**TEXTO DE LECTURA:**

Desde la institución Inamhi, se informó que durante julio comenzará una reducción progresiva tanto en las lluvias como en los caudales. Además, el déficit hídrico se evidenciará con mayor claridad a partir de agosto y septiembre.
Durante la primera mitad de junio se registraron días con temperaturas elevadas y vientos intensos. En este sentido, Javier Macas, funcionario del Instituto Nacional de Meteorología e Hidrología (Inamhi), indicó que las condiciones climáticas previstas para los próximos días se mantendrán similares.
También comentó que en este mes de junio, en Quito, se ha observado una elevada radiación solar, escasa nubosidad, temperaturas altas y vientos fuertes.
Estos factores se están volviendo más frecuentes tanto en el Callejón Interandino como en la región centro-sur del Litoral.
Por su parte, en el norte del Litoral aún pueden presentarse lluvias, aunque de manera aislada y con menor intensidad en comparación con semanas anteriores.
Con respecto a este tema, Javier Macas explicó que estos eventos son cada vez más puntuales y acompañados ocasionalmente de niebla, pero que poco a poco se da paso al inicio de la estación seca, lo cual será más notorio desde julio. “Todo apuntaría a que julio tiende a ser un mes normal, y lo normal es que bajen los eventos de precipitación y que empecemos a ver esta disminución en el nivel de los caudales, en el nivel de los ríos y los distintos cuerpos de agua”, enfatizó.

**TAREAS:**
• a. Por favor, convierte en una lista breve el párrafo del texto sobre el pronóstico del clima que empieza con "Durante la primera mitad de junio", sin perder sus datos principales.
• b. Según el texto sobre el pronóstico del clima, ¿a partir de qué meses se evidenciará con mayor claridad el déficit hídrico?
• c. Escribe la continuación del texto sobre el pronóstico del clima después de su última oración.

**DATOS PROPORCIONADOS:**
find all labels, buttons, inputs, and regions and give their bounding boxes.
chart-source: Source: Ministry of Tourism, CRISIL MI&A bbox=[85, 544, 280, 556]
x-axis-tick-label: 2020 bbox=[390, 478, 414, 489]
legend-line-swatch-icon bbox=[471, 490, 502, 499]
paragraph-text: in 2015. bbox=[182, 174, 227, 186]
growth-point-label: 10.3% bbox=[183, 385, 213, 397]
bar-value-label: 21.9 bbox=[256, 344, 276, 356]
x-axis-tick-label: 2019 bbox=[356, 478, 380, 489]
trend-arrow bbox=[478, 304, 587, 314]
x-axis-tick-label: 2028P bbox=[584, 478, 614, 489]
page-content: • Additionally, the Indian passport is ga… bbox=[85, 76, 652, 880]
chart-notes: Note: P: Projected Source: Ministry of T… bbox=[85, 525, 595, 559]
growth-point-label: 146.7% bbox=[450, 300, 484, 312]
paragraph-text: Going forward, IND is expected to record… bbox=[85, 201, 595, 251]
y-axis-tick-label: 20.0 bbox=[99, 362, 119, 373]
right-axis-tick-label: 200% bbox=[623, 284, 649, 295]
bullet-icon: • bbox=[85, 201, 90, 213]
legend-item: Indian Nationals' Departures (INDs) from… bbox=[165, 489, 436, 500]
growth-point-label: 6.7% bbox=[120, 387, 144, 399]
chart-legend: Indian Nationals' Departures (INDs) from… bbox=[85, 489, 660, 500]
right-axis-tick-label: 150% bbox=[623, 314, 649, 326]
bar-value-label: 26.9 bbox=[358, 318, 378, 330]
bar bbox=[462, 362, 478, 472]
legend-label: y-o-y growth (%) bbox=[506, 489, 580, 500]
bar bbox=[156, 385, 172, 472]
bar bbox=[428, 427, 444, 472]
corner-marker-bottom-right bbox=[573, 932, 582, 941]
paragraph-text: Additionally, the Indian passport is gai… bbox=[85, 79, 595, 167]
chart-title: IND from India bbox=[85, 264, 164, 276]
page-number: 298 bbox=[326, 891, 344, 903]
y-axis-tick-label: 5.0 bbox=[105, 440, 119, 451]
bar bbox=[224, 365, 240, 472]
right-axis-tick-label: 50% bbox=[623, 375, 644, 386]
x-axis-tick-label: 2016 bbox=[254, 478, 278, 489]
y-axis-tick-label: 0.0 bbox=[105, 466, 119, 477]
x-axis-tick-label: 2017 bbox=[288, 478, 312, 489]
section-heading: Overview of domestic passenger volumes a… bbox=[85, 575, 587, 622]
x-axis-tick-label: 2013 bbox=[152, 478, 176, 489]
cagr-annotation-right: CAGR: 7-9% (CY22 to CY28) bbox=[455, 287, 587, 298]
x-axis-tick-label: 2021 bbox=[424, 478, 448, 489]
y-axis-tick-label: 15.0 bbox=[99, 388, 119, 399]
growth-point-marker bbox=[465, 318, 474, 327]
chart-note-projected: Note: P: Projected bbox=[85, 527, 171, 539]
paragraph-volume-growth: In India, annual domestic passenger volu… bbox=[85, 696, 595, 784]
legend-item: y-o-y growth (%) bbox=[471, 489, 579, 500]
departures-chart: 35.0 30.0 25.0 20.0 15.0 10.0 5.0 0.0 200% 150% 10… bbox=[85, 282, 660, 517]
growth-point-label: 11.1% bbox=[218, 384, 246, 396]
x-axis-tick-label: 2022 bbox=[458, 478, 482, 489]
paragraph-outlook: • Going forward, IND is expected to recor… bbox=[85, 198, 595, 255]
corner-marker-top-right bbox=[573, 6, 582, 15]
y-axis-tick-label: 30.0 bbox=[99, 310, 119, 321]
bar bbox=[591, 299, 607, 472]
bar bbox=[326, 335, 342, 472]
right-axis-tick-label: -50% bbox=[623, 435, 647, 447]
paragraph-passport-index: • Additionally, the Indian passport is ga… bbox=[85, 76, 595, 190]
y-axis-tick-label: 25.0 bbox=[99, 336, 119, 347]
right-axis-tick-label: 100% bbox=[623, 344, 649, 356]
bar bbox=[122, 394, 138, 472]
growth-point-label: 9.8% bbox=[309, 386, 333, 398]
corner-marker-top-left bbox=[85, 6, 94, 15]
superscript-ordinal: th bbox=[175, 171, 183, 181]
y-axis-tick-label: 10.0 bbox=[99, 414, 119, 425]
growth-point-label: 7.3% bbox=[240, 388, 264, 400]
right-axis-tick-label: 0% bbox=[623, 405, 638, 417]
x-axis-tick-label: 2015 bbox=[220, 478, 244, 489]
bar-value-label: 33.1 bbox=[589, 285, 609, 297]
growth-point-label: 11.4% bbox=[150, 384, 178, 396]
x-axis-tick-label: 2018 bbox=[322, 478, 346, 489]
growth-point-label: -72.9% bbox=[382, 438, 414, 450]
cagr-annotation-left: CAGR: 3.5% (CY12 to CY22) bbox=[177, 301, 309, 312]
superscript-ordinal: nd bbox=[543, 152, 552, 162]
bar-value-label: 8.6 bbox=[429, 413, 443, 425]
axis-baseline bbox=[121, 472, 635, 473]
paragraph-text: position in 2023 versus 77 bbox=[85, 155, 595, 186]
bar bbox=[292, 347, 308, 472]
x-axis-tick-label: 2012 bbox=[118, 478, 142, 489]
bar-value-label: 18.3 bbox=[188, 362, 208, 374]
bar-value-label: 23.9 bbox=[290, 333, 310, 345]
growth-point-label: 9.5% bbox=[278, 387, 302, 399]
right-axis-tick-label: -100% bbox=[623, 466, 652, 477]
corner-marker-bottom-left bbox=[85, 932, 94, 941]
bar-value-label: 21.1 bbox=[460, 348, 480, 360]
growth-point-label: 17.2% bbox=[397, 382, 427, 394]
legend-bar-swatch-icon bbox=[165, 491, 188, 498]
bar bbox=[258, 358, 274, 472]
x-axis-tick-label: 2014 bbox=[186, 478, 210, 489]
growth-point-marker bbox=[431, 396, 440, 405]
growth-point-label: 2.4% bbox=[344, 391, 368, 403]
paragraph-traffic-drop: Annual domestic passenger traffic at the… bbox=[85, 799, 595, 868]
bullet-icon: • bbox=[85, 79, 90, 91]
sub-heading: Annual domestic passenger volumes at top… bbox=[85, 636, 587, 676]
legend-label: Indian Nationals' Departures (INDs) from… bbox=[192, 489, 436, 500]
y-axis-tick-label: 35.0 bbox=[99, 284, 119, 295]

**RESPUESTAS:**
• a.
- En la primera mitad de junio hubo días con temperaturas elevadas y vientos intensos.
- Javier Macas, funcionario del Instituto Nacional de Meteorología e Hidrología (Inamhi), indicó que las condiciones climáticas de los próximos días se mantendrán similares.

• b. A partir de agosto y septiembre.

• c.
El especialista añadió que aún podrían presentarse días con lluvias en la región amazónica, las cuales podrían desplazarse hacia la cordillera o hacia el callejón interandino. En cuanto al comportamiento hidrológico, el déficit de lluvias será más evidente hacia finales de julio y durante agosto. “Pero si es que quisiéramos hablar de una sequía, tenemos que esperar a finales de agosto y septiembre, porque allí tenemos poca precipitación”.
Además, Javier Macas señaló que, conforme a los pronósticos, los efectos más intensos de la sequía o del déficit hidrológico se sentirán en septiembre.
Finalmente, aseguró además que una sequía suele extenderse por lo menos tres meses, mientras que el déficit hidrológico implica una reducción importante de los niveles de agua, pero en un lapso más breve, que puede ir de una a dos semanas.